Data in this exercise
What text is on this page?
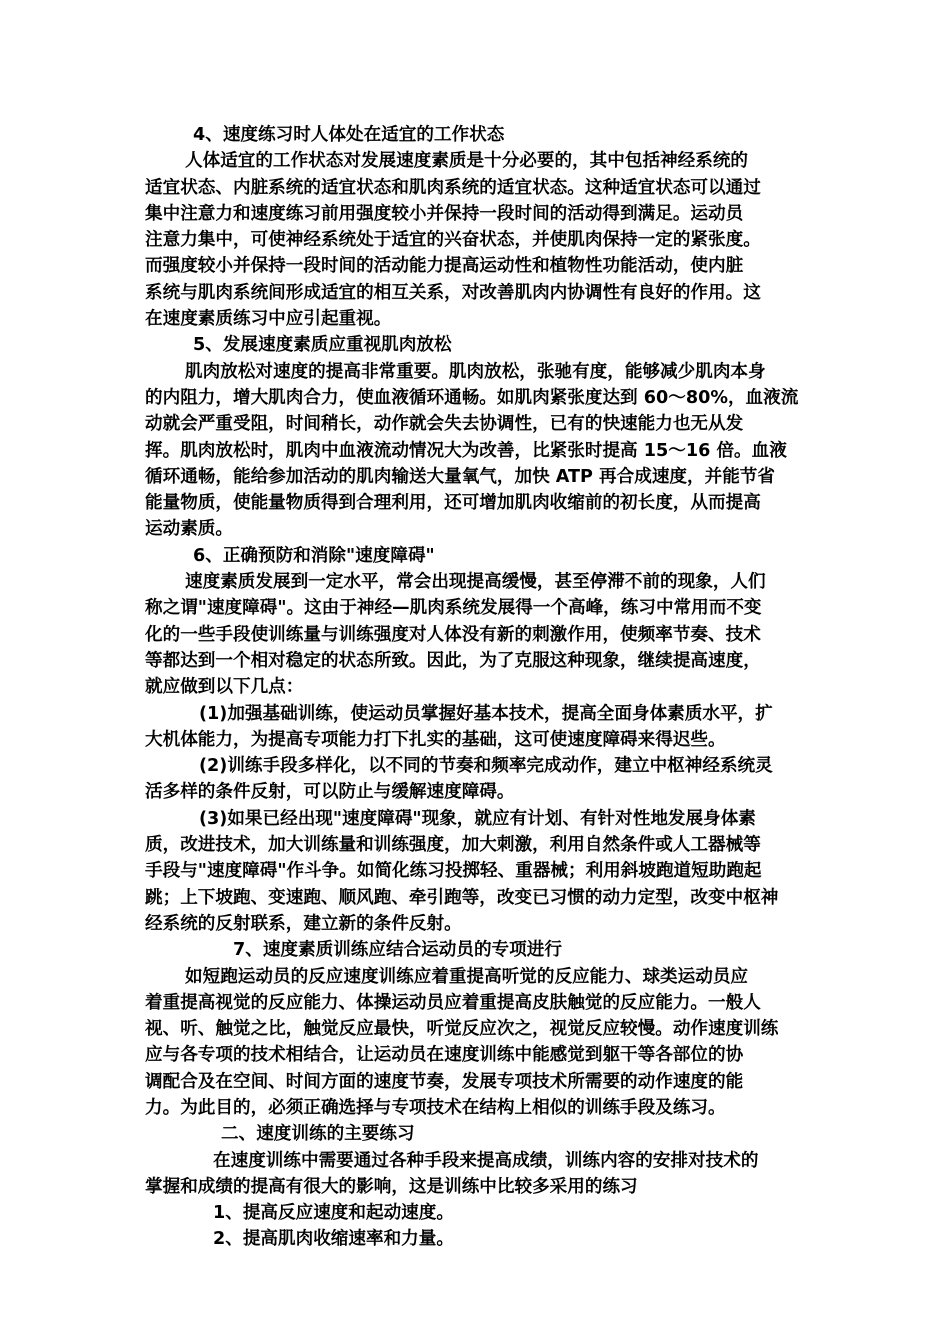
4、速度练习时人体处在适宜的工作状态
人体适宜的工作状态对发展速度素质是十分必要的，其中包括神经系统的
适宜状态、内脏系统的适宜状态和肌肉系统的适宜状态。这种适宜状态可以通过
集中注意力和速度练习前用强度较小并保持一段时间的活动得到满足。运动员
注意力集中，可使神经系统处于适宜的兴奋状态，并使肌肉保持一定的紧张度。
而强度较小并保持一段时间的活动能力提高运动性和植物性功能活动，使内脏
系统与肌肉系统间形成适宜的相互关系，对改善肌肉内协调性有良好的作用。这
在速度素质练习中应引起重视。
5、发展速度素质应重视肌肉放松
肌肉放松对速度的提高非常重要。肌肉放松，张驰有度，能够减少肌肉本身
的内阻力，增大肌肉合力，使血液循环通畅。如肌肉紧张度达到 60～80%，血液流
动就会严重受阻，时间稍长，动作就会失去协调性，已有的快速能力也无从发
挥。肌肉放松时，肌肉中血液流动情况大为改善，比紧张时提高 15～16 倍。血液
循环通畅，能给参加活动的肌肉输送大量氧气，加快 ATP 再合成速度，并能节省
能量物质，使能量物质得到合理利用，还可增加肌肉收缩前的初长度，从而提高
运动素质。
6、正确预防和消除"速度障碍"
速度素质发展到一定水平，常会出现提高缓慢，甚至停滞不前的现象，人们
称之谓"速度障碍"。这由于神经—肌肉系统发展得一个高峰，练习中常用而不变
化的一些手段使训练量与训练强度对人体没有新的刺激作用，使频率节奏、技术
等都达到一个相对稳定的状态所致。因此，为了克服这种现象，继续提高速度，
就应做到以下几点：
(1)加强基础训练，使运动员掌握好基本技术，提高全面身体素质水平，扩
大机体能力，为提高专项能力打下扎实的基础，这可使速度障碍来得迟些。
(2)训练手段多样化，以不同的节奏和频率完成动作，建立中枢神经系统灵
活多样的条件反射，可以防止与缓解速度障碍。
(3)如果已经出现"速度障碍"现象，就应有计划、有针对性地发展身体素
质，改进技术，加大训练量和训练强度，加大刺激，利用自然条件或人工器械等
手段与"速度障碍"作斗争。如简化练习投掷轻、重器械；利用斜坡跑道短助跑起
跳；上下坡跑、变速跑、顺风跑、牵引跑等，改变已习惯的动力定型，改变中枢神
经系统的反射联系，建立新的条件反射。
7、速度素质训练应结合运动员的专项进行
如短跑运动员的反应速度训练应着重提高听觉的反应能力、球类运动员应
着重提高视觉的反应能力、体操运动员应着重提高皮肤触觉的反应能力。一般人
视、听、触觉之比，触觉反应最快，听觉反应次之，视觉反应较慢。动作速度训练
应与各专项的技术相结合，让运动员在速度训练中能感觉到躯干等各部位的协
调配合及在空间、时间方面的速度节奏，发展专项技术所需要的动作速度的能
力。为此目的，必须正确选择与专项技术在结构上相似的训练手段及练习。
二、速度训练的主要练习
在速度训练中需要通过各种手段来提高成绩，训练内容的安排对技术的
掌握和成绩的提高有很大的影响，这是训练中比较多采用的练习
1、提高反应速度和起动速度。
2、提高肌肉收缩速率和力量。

What needs to be done
Repeat the records in full, exactly as they appear, without the pictures.

Reply to the exercise
What text is on this page?
4、速度练习时人体处在适宜的工作状态
人体适宜的工作状态对发展速度素质是十分必要的，其中包括神经系统的
适宜状态、内脏系统的适宜状态和肌肉系统的适宜状态。这种适宜状态可以通过
集中注意力和速度练习前用强度较小并保持一段时间的活动得到满足。运动员
注意力集中，可使神经系统处于适宜的兴奋状态，并使肌肉保持一定的紧张度。
而强度较小并保持一段时间的活动能力提高运动性和植物性功能活动，使内脏
系统与肌肉系统间形成适宜的相互关系，对改善肌肉内协调性有良好的作用。这
在速度素质练习中应引起重视。
5、发展速度素质应重视肌肉放松
肌肉放松对速度的提高非常重要。肌肉放松，张驰有度，能够减少肌肉本身
的内阻力，增大肌肉合力，使血液循环通畅。如肌肉紧张度达到 60～80%，血液流
动就会严重受阻，时间稍长，动作就会失去协调性，已有的快速能力也无从发
挥。肌肉放松时，肌肉中血液流动情况大为改善，比紧张时提高 15～16 倍。血液
循环通畅，能给参加活动的肌肉输送大量氧气，加快 ATP 再合成速度，并能节省
能量物质，使能量物质得到合理利用，还可增加肌肉收缩前的初长度，从而提高
运动素质。
6、正确预防和消除"速度障碍"
速度素质发展到一定水平，常会出现提高缓慢，甚至停滞不前的现象，人们
称之谓"速度障碍"。这由于神经—肌肉系统发展得一个高峰，练习中常用而不变
化的一些手段使训练量与训练强度对人体没有新的刺激作用，使频率节奏、技术
等都达到一个相对稳定的状态所致。因此，为了克服这种现象，继续提高速度，
就应做到以下几点：
(1)加强基础训练，使运动员掌握好基本技术，提高全面身体素质水平，扩
大机体能力，为提高专项能力打下扎实的基础，这可使速度障碍来得迟些。
(2)训练手段多样化，以不同的节奏和频率完成动作，建立中枢神经系统灵
活多样的条件反射，可以防止与缓解速度障碍。
(3)如果已经出现"速度障碍"现象，就应有计划、有针对性地发展身体素
质，改进技术，加大训练量和训练强度，加大刺激，利用自然条件或人工器械等
手段与"速度障碍"作斗争。如简化练习投掷轻、重器械；利用斜坡跑道短助跑起
跳；上下坡跑、变速跑、顺风跑、牵引跑等，改变已习惯的动力定型，改变中枢神
经系统的反射联系，建立新的条件反射。
7、速度素质训练应结合运动员的专项进行
如短跑运动员的反应速度训练应着重提高听觉的反应能力、球类运动员应
着重提高视觉的反应能力、体操运动员应着重提高皮肤触觉的反应能力。一般人
视、听、触觉之比，触觉反应最快，听觉反应次之，视觉反应较慢。动作速度训练
应与各专项的技术相结合，让运动员在速度训练中能感觉到躯干等各部位的协
调配合及在空间、时间方面的速度节奏，发展专项技术所需要的动作速度的能
力。为此目的，必须正确选择与专项技术在结构上相似的训练手段及练习。
二、速度训练的主要练习
在速度训练中需要通过各种手段来提高成绩，训练内容的安排对技术的
掌握和成绩的提高有很大的影响，这是训练中比较多采用的练习
1、提高反应速度和起动速度。
2、提高肌肉收缩速率和力量。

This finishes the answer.